» **EXERCISE GOAL**
Reproduce the entries word for word, and omit any picture you find in them.

Records from a dataset
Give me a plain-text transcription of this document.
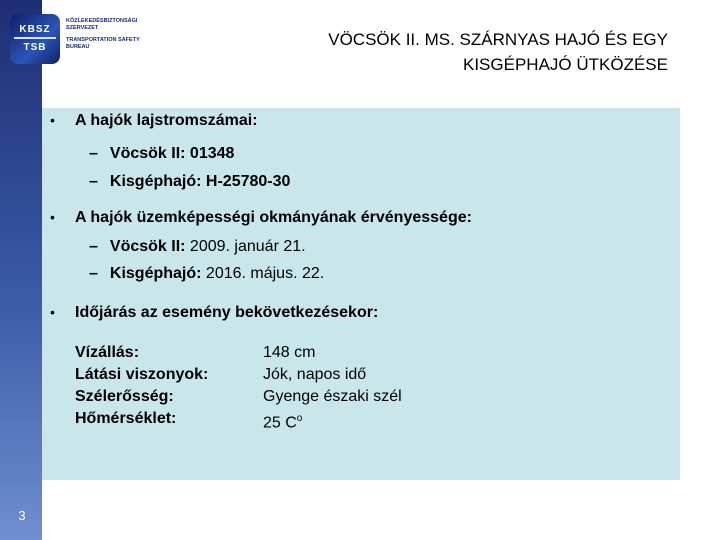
3
KBSZ
TSB
KÖZLEKEDÉSBIZTONSÁGI
SZERVEZET
TRANSPORTATION SAFETY
BUREAU	VÖCSÖK II. MS. SZÁRNYAS HAJÓ ÉS EGY
KISGÉPHAJÓ ÜTKÖZÉSE
• A hajók lajstromszámai:
– Vöcsök II: 01348
– Kisgéphajó: H-25780-30
• A hajók üzemképességi okmányának érvényessége:
– Vöcsök II: 2009. január 21.
– Kisgéphajó: 2016. május. 22.
• Időjárás az esemény bekövetkezésekor:
Vízállás:
Látási viszonyok:
Szélerősség:
Hőmérséklet:
148 cm
Jók, napos idő
Gyenge északi szél
25 $C^o$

» **FINISHED EXERCISE**
Give me a plain-text transcription of this document.
3
KBSZ
TSB
KÖZLEKEDÉSBIZTONSÁGI
SZERVEZET
TRANSPORTATION SAFETY
BUREAU	VÖCSÖK II. MS. SZÁRNYAS HAJÓ ÉS EGY
KISGÉPHAJÓ ÜTKÖZÉSE
• A hajók lajstromszámai:
– Vöcsök II: 01348
– Kisgéphajó: H-25780-30
• A hajók üzemképességi okmányának érvényessége:
– Vöcsök II: 2009. január 21.
– Kisgéphajó: 2016. május. 22.
• Időjárás az esemény bekövetkezésekor:
Vízállás:
Látási viszonyok:
Szélerősség:
Hőmérséklet:
148 cm
Jók, napos idő
Gyenge északi szél
25 $C^o$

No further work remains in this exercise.